> _What you need to do_:
Transcribe each line of the material as it is, and drop any picture.

> _Material for this task_:
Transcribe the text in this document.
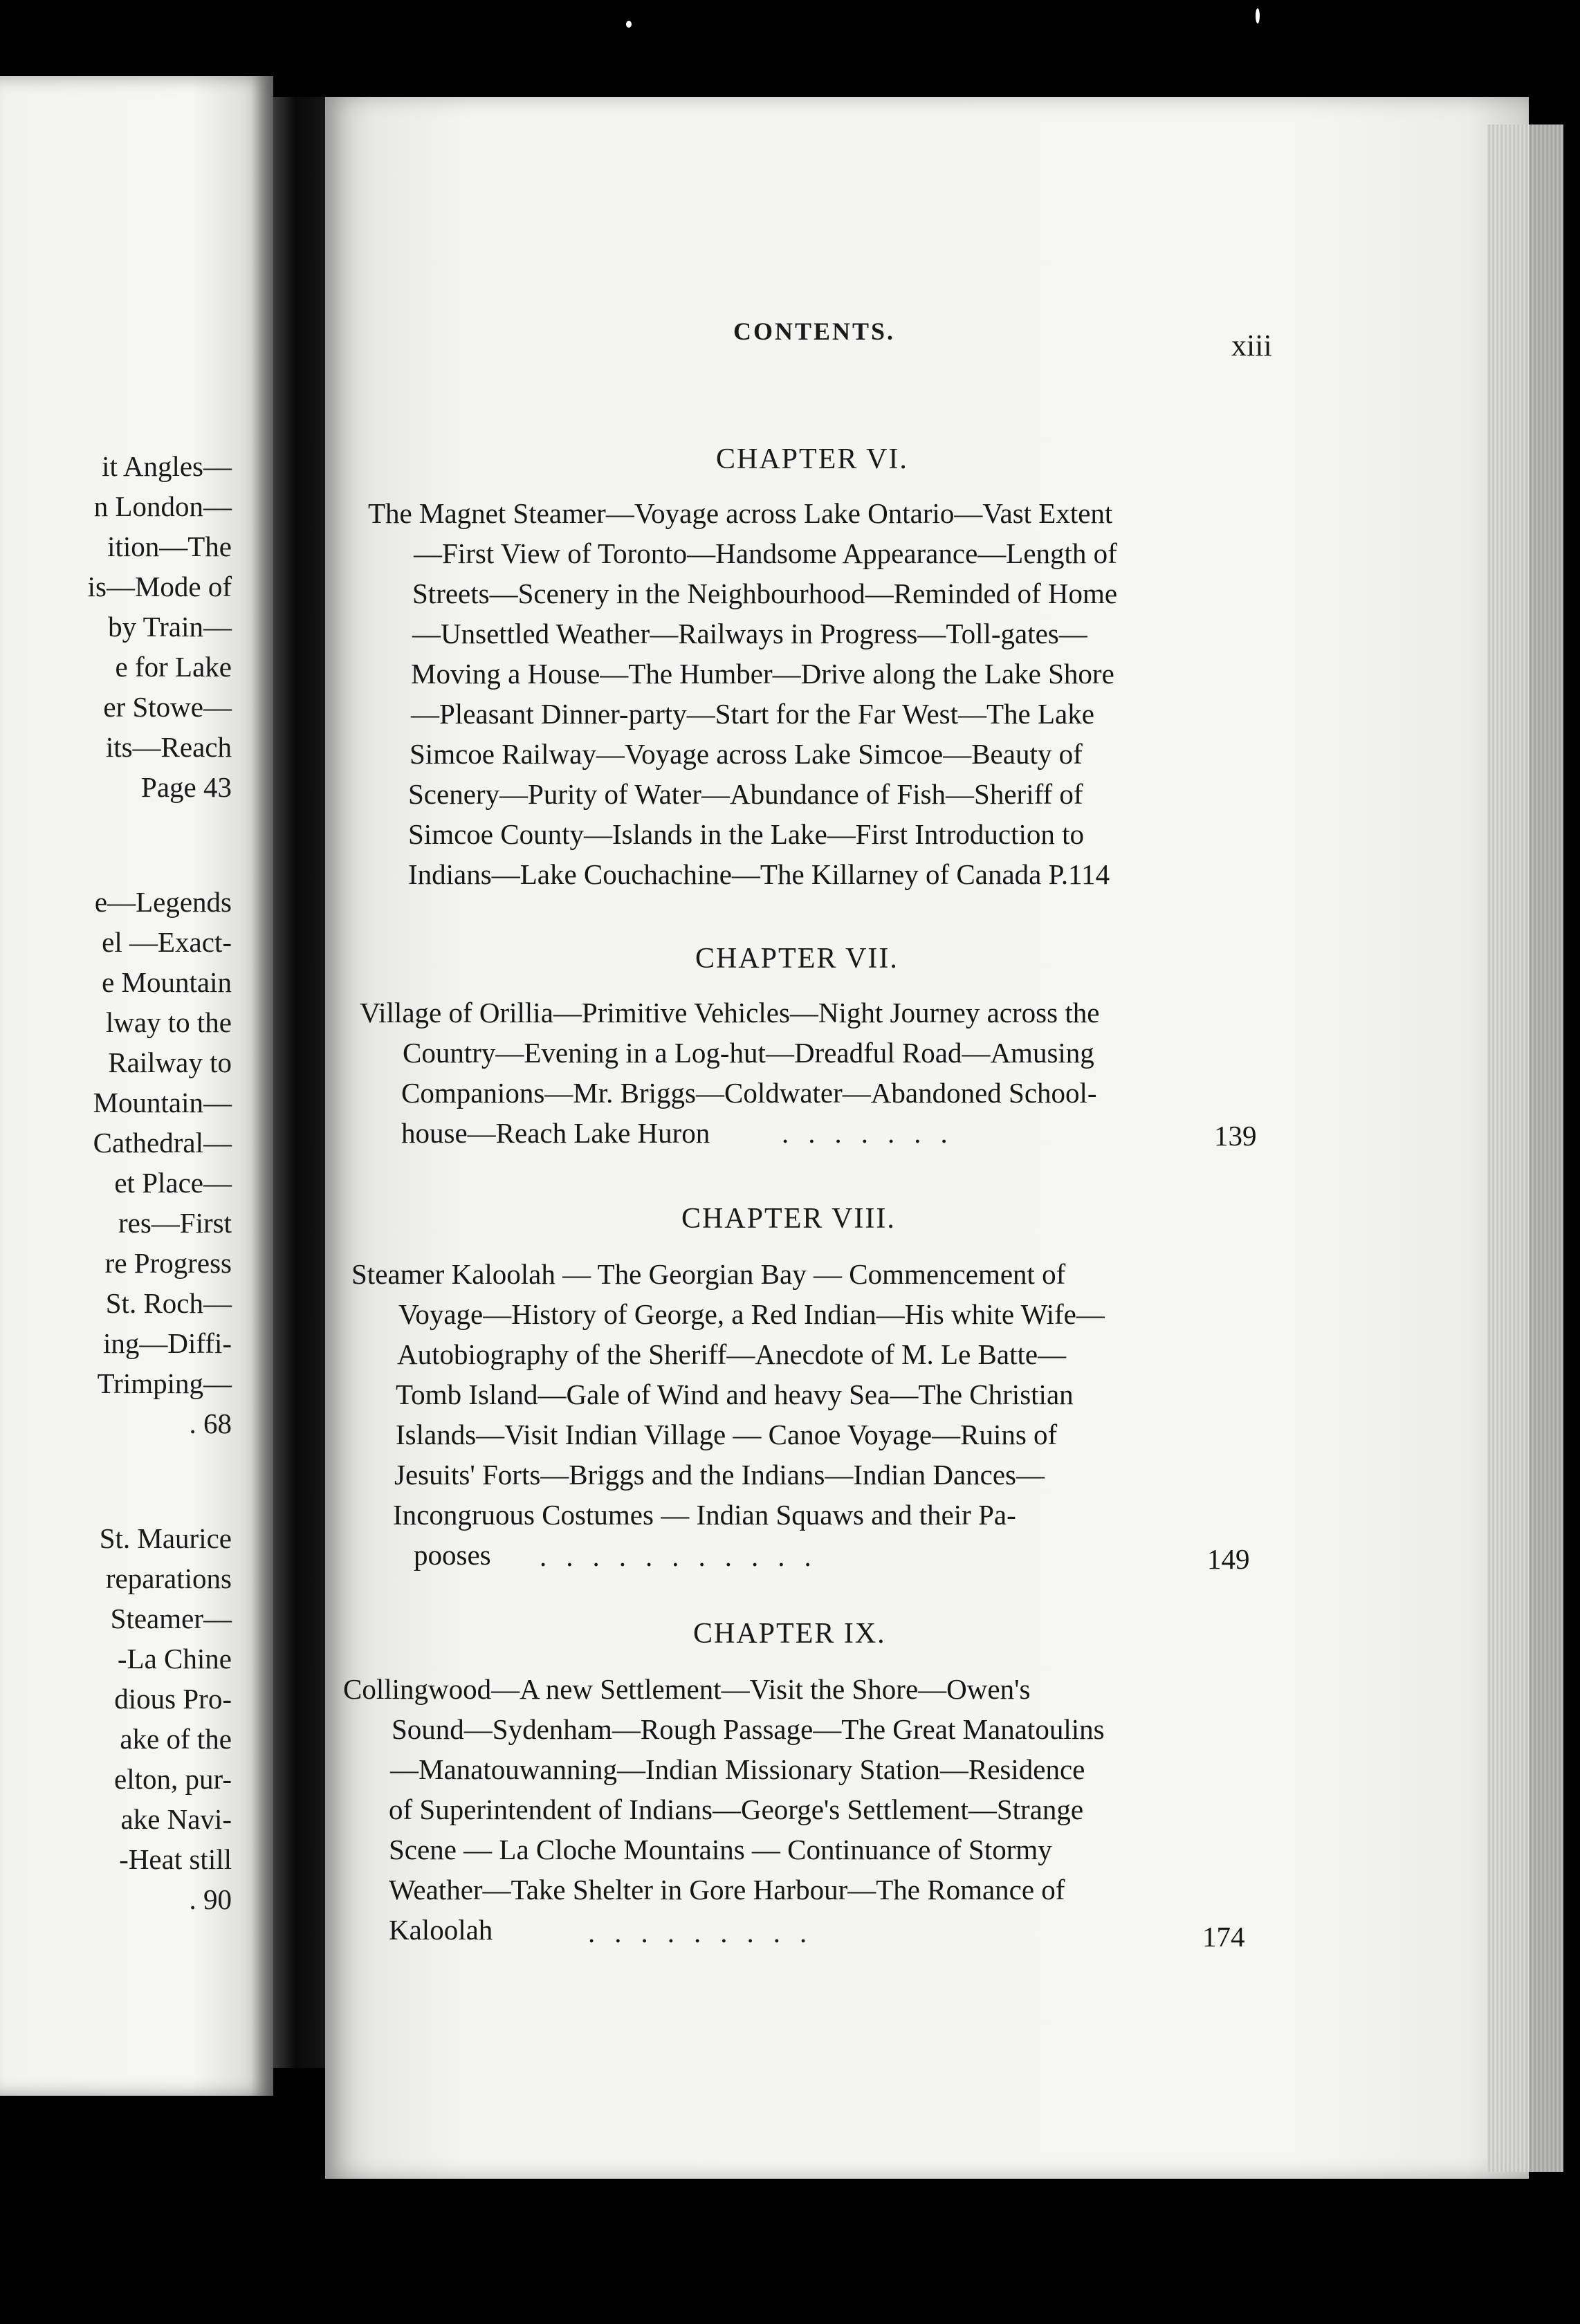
it Angles—
n London—
ition—The
is—Mode of
by Train—
e for Lake
er Stowe—
its—Reach
Page 43
e—Legends
el —Exact-
e Mountain
lway to the
Railway to
Mountain—
Cathedral—
et Place—
res—First
re Progress
St. Roch—
ing—Diffi-
Trimping—
. 68
St. Maurice
reparations
Steamer—
-La Chine
dious Pro-
ake of the
elton, pur-
ake Navi-
-Heat still
. 90
CONTENTS.	xiii
CHAPTER VI.
The Magnet Steamer—Voyage across Lake Ontario—Vast Extent
—First View of Toronto—Handsome Appearance—Length of
Streets—Scenery in the Neighbourhood—Reminded of Home
—Unsettled Weather—Railways in Progress—Toll-gates—
Moving a House—The Humber—Drive along the Lake Shore
—Pleasant Dinner-party—Start for the Far West—The Lake
Simcoe Railway—Voyage across Lake Simcoe—Beauty of
Scenery—Purity of Water—Abundance of Fish—Sheriff of
Simcoe County—Islands in the Lake—First Introduction to
Indians—Lake Couchachine—The Killarney of Canada P.114
CHAPTER VII.
Village of Orillia—Primitive Vehicles—Night Journey across the
Country—Evening in a Log-hut—Dreadful Road—Amusing
Companions—Mr. Briggs—Coldwater—Abandoned School-
house—Reach Lake Huron	.......	139
CHAPTER VIII.
Steamer Kaloolah — The Georgian Bay — Commencement of
Voyage—History of George, a Red Indian—His white Wife—
Autobiography of the Sheriff—Anecdote of M. Le Batte—
Tomb Island—Gale of Wind and heavy Sea—The Christian
Islands—Visit Indian Village — Canoe Voyage—Ruins of
Jesuits' Forts—Briggs and the Indians—Indian Dances—
Incongruous Costumes — Indian Squaws and their Pa-
pooses ...........	149
CHAPTER IX.
Collingwood—A new Settlement—Visit the Shore—Owen's
Sound—Sydenham—Rough Passage—The Great Manatoulins
—Manatouwanning—Indian Missionary Station—Residence
of Superintendent of Indians—George's Settlement—Strange
Scene — La Cloche Mountains — Continuance of Stormy
Weather—Take Shelter in Gore Harbour—The Romance of
Kaloolah	.........	174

> _Exercise answer_:
Transcribe the text in this document.
it Angles—
n London—
ition—The
is—Mode of
by Train—
e for Lake
er Stowe—
its—Reach
Page 43
e—Legends
el —Exact-
e Mountain
lway to the
Railway to
Mountain—
Cathedral—
et Place—
res—First
re Progress
St. Roch—
ing—Diffi-
Trimping—
. 68
St. Maurice
reparations
Steamer—
-La Chine
dious Pro-
ake of the
elton, pur-
ake Navi-
-Heat still
. 90
CONTENTS.	xiii
CHAPTER VI.
The Magnet Steamer—Voyage across Lake Ontario—Vast Extent
—First View of Toronto—Handsome Appearance—Length of
Streets—Scenery in the Neighbourhood—Reminded of Home
—Unsettled Weather—Railways in Progress—Toll-gates—
Moving a House—The Humber—Drive along the Lake Shore
—Pleasant Dinner-party—Start for the Far West—The Lake
Simcoe Railway—Voyage across Lake Simcoe—Beauty of
Scenery—Purity of Water—Abundance of Fish—Sheriff of
Simcoe County—Islands in the Lake—First Introduction to
Indians—Lake Couchachine—The Killarney of Canada P.114
CHAPTER VII.
Village of Orillia—Primitive Vehicles—Night Journey across the
Country—Evening in a Log-hut—Dreadful Road—Amusing
Companions—Mr. Briggs—Coldwater—Abandoned School-
house—Reach Lake Huron	.......	139
CHAPTER VIII.
Steamer Kaloolah — The Georgian Bay — Commencement of
Voyage—History of George, a Red Indian—His white Wife—
Autobiography of the Sheriff—Anecdote of M. Le Batte—
Tomb Island—Gale of Wind and heavy Sea—The Christian
Islands—Visit Indian Village — Canoe Voyage—Ruins of
Jesuits' Forts—Briggs and the Indians—Indian Dances—
Incongruous Costumes — Indian Squaws and their Pa-
pooses ...........	149
CHAPTER IX.
Collingwood—A new Settlement—Visit the Shore—Owen's
Sound—Sydenham—Rough Passage—The Great Manatoulins
—Manatouwanning—Indian Missionary Station—Residence
of Superintendent of Indians—George's Settlement—Strange
Scene — La Cloche Mountains — Continuance of Stormy
Weather—Take Shelter in Gore Harbour—The Romance of
Kaloolah	.........	174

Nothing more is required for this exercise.